* **Figure contents as structured data**:

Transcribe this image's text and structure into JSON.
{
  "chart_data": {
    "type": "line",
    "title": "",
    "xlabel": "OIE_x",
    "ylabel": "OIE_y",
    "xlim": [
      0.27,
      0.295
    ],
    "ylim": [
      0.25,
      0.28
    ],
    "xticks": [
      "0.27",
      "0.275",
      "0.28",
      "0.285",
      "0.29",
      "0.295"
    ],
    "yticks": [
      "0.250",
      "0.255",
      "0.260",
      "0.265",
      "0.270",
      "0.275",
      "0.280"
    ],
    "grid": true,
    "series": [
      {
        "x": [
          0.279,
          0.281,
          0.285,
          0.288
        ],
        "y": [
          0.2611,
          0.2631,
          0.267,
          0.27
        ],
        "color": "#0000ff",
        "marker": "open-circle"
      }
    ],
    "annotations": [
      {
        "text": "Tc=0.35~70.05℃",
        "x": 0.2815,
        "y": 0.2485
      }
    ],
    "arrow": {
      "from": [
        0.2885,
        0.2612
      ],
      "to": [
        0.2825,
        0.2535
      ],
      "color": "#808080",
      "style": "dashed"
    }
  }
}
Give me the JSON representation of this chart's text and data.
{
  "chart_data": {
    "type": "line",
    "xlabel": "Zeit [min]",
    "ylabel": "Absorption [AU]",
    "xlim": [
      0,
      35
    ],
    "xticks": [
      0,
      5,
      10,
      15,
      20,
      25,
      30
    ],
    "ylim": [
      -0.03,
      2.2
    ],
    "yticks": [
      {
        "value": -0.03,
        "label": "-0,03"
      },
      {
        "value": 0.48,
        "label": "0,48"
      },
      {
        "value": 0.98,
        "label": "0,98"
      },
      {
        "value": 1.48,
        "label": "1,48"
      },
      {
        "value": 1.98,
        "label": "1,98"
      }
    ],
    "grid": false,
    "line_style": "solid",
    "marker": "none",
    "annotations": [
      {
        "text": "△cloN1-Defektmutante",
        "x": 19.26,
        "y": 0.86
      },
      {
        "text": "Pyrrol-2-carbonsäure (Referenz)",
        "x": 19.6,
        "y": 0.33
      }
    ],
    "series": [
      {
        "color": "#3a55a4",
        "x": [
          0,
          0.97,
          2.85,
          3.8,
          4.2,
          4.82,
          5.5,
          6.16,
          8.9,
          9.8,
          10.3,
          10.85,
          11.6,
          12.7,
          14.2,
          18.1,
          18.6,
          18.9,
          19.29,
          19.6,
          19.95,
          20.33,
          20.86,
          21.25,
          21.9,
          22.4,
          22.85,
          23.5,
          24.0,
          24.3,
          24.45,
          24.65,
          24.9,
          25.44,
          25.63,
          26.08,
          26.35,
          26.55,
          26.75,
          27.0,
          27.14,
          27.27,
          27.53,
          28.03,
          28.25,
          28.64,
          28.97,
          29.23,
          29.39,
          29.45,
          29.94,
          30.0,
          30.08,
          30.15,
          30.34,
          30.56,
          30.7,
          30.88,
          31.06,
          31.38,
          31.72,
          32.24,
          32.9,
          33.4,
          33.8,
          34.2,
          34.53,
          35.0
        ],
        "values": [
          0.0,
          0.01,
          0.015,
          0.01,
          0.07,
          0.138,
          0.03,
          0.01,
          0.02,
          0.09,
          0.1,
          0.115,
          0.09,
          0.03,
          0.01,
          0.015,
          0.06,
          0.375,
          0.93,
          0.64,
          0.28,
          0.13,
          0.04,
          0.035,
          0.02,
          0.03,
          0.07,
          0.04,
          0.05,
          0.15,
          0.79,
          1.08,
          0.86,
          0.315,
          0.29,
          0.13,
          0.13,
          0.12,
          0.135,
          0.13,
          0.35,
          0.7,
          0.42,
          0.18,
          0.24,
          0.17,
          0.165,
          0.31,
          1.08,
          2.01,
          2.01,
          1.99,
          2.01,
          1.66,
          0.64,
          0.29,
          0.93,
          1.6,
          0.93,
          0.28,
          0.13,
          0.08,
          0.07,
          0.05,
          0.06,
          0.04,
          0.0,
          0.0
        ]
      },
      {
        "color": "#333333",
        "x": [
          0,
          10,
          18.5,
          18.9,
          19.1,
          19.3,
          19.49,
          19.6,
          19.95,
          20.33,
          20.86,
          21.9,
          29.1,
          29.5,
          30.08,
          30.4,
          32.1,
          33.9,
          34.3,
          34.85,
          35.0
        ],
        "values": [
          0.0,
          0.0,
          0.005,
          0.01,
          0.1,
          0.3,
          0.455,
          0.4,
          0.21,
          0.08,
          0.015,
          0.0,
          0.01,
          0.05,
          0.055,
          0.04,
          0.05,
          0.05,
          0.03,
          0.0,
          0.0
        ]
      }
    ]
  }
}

* **WRITTEN TASK**: Every record above should be copied exactly.

* **ANSWER TO THIS TASK**:
Transcribe this image's text and structure into JSON.
{
  "chart_data": {
    "type": "line",
    "title": "",
    "xlabel": "OIE_x",
    "ylabel": "OIE_y",
    "xlim": [
      0.27,
      0.295
    ],
    "ylim": [
      0.25,
      0.28
    ],
    "xticks": [
      "0.27",
      "0.275",
      "0.28",
      "0.285",
      "0.29",
      "0.295"
    ],
    "yticks": [
      "0.250",
      "0.255",
      "0.260",
      "0.265",
      "0.270",
      "0.275",
      "0.280"
    ],
    "grid": true,
    "series": [
      {
        "x": [
          0.279,
          0.281,
          0.285,
          0.288
        ],
        "y": [
          0.2611,
          0.2631,
          0.267,
          0.27
        ],
        "color": "#0000ff",
        "marker": "open-circle"
      }
    ],
    "annotations": [
      {
        "text": "Tc=0.35~70.05℃",
        "x": 0.2815,
        "y": 0.2485
      }
    ],
    "arrow": {
      "from": [
        0.2885,
        0.2612
      ],
      "to": [
        0.2825,
        0.2535
      ],
      "color": "#808080",
      "style": "dashed"
    }
  }
}
Give me the JSON representation of this chart's text and data.
{
  "chart_data": {
    "type": "line",
    "xlabel": "Zeit [min]",
    "ylabel": "Absorption [AU]",
    "xlim": [
      0,
      35
    ],
    "xticks": [
      0,
      5,
      10,
      15,
      20,
      25,
      30
    ],
    "ylim": [
      -0.03,
      2.2
    ],
    "yticks": [
      {
        "value": -0.03,
        "label": "-0,03"
      },
      {
        "value": 0.48,
        "label": "0,48"
      },
      {
        "value": 0.98,
        "label": "0,98"
      },
      {
        "value": 1.48,
        "label": "1,48"
      },
      {
        "value": 1.98,
        "label": "1,98"
      }
    ],
    "grid": false,
    "line_style": "solid",
    "marker": "none",
    "annotations": [
      {
        "text": "△cloN1-Defektmutante",
        "x": 19.26,
        "y": 0.86
      },
      {
        "text": "Pyrrol-2-carbonsäure (Referenz)",
        "x": 19.6,
        "y": 0.33
      }
    ],
    "series": [
      {
        "color": "#3a55a4",
        "x": [
          0,
          0.97,
          2.85,
          3.8,
          4.2,
          4.82,
          5.5,
          6.16,
          8.9,
          9.8,
          10.3,
          10.85,
          11.6,
          12.7,
          14.2,
          18.1,
          18.6,
          18.9,
          19.29,
          19.6,
          19.95,
          20.33,
          20.86,
          21.25,
          21.9,
          22.4,
          22.85,
          23.5,
          24.0,
          24.3,
          24.45,
          24.65,
          24.9,
          25.44,
          25.63,
          26.08,
          26.35,
          26.55,
          26.75,
          27.0,
          27.14,
          27.27,
          27.53,
          28.03,
          28.25,
          28.64,
          28.97,
          29.23,
          29.39,
          29.45,
          29.94,
          30.0,
          30.08,
          30.15,
          30.34,
          30.56,
          30.7,
          30.88,
          31.06,
          31.38,
          31.72,
          32.24,
          32.9,
          33.4,
          33.8,
          34.2,
          34.53,
          35.0
        ],
        "values": [
          0.0,
          0.01,
          0.015,
          0.01,
          0.07,
          0.138,
          0.03,
          0.01,
          0.02,
          0.09,
          0.1,
          0.115,
          0.09,
          0.03,
          0.01,
          0.015,
          0.06,
          0.375,
          0.93,
          0.64,
          0.28,
          0.13,
          0.04,
          0.035,
          0.02,
          0.03,
          0.07,
          0.04,
          0.05,
          0.15,
          0.79,
          1.08,
          0.86,
          0.315,
          0.29,
          0.13,
          0.13,
          0.12,
          0.135,
          0.13,
          0.35,
          0.7,
          0.42,
          0.18,
          0.24,
          0.17,
          0.165,
          0.31,
          1.08,
          2.01,
          2.01,
          1.99,
          2.01,
          1.66,
          0.64,
          0.29,
          0.93,
          1.6,
          0.93,
          0.28,
          0.13,
          0.08,
          0.07,
          0.05,
          0.06,
          0.04,
          0.0,
          0.0
        ]
      },
      {
        "color": "#333333",
        "x": [
          0,
          10,
          18.5,
          18.9,
          19.1,
          19.3,
          19.49,
          19.6,
          19.95,
          20.33,
          20.86,
          21.9,
          29.1,
          29.5,
          30.08,
          30.4,
          32.1,
          33.9,
          34.3,
          34.85,
          35.0
        ],
        "values": [
          0.0,
          0.0,
          0.005,
          0.01,
          0.1,
          0.3,
          0.455,
          0.4,
          0.21,
          0.08,
          0.015,
          0.0,
          0.01,
          0.05,
          0.055,
          0.04,
          0.05,
          0.05,
          0.03,
          0.0,
          0.0
        ]
      }
    ]
  }
}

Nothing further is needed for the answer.